> **To do**
Go over the entries below line by line, copying each one that contains the word "background".

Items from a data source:

——————

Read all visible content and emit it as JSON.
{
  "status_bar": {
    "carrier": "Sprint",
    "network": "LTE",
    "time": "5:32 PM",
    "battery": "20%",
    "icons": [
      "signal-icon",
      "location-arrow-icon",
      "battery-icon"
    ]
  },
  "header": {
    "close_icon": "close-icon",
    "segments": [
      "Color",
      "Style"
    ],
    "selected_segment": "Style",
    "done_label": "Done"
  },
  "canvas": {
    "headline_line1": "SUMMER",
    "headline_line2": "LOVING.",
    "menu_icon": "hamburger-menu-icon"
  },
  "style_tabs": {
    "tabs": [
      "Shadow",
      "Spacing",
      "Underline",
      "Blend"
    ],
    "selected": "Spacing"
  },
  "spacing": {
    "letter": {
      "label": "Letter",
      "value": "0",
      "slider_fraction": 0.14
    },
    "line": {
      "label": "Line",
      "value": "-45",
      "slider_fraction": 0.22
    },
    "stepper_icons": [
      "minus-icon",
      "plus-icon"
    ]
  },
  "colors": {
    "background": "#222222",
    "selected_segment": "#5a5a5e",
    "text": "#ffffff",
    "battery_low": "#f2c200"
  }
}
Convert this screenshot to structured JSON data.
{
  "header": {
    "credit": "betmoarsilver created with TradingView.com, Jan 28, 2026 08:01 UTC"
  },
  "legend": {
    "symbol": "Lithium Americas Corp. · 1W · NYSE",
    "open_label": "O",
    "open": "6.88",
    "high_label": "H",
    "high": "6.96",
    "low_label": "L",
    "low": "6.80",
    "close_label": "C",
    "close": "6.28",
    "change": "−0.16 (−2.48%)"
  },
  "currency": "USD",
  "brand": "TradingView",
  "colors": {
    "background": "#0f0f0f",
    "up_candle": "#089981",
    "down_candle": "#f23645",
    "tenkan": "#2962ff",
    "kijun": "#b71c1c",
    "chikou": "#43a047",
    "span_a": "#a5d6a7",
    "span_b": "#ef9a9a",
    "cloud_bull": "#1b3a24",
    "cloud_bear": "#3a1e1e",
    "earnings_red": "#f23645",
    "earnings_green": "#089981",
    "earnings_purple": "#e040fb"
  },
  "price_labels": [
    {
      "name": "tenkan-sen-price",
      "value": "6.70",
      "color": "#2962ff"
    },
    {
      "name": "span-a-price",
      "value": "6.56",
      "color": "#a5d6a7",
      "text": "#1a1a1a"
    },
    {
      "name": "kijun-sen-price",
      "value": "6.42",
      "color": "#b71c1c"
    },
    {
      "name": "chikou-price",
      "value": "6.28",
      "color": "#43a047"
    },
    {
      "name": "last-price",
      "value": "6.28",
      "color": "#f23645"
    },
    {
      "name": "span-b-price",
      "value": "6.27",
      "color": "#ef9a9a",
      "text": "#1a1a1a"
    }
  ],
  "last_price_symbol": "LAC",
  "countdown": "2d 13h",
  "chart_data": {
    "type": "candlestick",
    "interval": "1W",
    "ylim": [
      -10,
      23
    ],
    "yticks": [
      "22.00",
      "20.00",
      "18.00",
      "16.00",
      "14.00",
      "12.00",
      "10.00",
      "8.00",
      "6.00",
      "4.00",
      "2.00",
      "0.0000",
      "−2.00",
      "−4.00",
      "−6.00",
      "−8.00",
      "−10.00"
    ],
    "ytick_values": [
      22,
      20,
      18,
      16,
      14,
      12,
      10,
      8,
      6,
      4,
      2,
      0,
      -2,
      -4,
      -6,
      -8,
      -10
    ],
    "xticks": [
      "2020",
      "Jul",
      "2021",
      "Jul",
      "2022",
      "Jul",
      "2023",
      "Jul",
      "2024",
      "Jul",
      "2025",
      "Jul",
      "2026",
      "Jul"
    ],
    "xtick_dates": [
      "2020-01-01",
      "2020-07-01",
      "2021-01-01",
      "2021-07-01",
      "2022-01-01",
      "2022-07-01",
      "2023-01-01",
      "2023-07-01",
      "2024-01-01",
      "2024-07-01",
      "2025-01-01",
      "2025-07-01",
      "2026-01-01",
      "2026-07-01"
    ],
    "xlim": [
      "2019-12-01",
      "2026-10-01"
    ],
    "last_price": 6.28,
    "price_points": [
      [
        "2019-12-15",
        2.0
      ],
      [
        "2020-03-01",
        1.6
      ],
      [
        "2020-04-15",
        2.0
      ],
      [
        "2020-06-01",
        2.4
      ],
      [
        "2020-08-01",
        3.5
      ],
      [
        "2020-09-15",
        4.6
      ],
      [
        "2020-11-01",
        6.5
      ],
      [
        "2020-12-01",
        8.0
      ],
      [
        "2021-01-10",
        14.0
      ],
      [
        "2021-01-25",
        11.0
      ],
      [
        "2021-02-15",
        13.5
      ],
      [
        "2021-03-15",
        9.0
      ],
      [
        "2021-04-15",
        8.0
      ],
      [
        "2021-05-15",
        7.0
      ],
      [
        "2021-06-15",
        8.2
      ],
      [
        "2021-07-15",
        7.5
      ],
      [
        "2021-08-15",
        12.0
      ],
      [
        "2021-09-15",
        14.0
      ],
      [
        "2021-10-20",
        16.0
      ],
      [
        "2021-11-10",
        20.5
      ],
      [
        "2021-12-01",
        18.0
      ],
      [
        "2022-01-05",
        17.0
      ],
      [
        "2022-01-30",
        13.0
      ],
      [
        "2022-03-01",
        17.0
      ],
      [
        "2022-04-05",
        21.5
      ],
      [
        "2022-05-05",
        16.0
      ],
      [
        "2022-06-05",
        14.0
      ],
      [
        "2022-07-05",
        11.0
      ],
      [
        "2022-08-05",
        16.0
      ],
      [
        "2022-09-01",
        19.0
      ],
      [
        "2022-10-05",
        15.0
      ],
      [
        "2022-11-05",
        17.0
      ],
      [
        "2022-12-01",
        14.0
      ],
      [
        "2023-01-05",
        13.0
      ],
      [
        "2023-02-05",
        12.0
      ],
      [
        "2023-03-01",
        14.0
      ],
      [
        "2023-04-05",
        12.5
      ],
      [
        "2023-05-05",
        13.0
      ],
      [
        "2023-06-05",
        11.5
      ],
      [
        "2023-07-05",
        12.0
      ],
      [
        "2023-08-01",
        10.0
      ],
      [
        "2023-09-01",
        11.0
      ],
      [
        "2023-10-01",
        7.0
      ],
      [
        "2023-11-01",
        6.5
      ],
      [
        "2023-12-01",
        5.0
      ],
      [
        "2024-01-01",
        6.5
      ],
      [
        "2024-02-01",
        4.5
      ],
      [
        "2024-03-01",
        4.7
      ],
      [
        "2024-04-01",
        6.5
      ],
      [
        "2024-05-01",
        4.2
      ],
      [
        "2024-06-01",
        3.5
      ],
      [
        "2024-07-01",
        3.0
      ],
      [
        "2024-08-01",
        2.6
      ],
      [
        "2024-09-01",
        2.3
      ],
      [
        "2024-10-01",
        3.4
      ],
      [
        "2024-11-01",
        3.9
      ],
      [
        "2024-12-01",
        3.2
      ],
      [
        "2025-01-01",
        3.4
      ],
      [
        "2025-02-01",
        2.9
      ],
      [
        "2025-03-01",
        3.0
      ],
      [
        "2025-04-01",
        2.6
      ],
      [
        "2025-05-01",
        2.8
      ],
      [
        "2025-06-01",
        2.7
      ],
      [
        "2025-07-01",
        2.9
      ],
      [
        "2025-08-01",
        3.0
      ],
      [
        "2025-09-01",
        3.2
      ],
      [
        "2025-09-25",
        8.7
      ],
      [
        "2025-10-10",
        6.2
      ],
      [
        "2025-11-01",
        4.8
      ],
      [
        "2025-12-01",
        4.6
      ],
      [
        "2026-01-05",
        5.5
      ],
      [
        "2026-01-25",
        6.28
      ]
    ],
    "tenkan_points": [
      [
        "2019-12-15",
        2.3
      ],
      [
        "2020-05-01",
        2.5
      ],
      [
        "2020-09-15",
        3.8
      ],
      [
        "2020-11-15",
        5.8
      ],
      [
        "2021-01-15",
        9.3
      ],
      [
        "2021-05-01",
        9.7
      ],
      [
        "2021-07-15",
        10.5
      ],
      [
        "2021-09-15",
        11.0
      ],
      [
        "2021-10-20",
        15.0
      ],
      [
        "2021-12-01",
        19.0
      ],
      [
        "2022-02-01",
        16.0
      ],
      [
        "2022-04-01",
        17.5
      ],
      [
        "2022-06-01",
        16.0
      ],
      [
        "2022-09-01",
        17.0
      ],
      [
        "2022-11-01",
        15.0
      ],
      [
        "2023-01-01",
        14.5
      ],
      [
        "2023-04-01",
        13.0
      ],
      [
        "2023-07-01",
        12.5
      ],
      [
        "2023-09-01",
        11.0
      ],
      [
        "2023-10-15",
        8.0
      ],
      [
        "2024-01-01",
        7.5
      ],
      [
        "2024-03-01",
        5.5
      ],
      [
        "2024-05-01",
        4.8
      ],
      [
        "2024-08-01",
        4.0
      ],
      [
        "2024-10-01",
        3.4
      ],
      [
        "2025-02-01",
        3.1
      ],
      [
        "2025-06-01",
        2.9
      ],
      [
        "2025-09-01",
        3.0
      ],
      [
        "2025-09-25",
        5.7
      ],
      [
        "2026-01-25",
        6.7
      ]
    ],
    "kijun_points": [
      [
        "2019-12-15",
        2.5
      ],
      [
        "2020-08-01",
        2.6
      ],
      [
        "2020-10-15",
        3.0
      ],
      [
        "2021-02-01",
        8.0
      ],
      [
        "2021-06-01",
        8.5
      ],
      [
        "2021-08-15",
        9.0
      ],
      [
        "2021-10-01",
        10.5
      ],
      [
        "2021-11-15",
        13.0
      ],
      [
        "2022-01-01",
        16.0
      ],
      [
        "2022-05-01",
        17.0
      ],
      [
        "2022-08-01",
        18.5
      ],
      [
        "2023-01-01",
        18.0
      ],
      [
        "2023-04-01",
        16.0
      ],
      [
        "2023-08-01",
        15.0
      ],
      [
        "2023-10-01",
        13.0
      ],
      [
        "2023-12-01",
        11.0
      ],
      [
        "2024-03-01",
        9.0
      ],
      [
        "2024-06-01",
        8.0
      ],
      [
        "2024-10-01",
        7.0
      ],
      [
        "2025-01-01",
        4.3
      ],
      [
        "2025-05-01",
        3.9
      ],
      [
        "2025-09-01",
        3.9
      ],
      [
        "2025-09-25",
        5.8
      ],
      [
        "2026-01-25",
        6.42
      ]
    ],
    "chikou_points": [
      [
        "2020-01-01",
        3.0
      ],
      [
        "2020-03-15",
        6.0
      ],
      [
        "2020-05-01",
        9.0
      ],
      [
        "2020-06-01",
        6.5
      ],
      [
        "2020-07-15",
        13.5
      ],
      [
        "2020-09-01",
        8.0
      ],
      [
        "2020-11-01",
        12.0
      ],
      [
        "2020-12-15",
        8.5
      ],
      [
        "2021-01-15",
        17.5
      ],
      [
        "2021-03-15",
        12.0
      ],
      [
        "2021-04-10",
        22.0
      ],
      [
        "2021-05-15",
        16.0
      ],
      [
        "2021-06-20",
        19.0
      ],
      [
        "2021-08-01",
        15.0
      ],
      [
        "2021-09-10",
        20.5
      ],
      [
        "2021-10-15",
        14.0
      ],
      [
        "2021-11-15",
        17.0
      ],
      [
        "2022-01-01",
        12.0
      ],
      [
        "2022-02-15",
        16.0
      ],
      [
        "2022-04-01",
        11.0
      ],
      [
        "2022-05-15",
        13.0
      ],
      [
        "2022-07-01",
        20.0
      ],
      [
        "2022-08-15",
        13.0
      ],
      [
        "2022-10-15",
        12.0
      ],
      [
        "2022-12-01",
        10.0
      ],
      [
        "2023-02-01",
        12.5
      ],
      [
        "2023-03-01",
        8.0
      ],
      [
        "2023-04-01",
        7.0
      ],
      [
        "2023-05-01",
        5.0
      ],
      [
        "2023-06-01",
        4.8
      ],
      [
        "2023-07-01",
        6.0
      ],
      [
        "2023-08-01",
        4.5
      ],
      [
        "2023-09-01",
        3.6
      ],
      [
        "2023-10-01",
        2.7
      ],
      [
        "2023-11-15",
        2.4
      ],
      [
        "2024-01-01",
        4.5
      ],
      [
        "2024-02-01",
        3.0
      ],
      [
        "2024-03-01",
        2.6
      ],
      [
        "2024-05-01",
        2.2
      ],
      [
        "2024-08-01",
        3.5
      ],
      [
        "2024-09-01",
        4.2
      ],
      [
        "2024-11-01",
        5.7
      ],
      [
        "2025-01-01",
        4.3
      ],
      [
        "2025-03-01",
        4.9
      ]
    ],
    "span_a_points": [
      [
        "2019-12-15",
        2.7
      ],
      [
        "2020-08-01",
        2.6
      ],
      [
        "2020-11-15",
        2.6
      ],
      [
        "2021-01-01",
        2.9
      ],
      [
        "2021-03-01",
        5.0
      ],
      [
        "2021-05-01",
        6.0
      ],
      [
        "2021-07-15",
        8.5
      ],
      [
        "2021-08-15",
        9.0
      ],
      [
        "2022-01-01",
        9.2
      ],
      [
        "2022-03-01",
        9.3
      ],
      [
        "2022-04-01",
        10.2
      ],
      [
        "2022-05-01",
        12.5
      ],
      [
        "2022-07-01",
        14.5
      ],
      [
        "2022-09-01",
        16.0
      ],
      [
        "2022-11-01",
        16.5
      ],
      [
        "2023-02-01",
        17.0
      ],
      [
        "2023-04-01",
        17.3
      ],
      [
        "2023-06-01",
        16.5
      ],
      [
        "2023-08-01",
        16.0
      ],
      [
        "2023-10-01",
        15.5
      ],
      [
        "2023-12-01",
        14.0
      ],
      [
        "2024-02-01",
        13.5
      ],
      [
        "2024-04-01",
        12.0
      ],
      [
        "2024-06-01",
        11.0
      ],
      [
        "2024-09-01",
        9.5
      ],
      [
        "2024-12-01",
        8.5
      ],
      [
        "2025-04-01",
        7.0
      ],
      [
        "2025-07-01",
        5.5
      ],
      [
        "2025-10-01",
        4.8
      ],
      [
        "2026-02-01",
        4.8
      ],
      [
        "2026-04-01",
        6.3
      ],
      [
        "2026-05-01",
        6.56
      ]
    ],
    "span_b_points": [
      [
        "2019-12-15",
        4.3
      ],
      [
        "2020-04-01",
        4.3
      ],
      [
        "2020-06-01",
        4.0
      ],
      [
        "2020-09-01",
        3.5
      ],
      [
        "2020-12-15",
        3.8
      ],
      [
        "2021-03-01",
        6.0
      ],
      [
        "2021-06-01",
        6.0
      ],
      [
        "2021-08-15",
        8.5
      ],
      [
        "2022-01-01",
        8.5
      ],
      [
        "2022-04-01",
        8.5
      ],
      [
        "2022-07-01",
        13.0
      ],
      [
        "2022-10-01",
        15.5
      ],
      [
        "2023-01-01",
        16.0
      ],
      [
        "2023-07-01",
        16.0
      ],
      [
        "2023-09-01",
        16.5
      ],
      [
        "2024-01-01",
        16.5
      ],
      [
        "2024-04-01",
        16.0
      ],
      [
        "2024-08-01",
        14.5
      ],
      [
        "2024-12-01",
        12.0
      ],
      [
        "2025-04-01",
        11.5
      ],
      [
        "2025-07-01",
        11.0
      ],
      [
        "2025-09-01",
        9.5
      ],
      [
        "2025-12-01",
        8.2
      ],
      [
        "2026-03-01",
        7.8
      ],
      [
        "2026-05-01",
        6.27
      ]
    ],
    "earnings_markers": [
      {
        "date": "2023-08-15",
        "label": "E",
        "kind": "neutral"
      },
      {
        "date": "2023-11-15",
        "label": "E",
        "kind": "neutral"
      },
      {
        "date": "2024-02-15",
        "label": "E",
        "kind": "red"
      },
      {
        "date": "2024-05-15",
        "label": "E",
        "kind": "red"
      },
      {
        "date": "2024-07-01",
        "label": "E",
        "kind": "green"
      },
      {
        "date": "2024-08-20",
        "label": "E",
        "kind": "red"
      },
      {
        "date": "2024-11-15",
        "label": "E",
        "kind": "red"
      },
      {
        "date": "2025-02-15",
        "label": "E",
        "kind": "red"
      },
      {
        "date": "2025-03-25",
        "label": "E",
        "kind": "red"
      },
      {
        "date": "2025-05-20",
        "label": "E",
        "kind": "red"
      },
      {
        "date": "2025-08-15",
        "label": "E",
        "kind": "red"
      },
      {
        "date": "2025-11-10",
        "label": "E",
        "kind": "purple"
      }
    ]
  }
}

——————

> **Final answer**
    "background": "#222222",
    "background": "#0f0f0f",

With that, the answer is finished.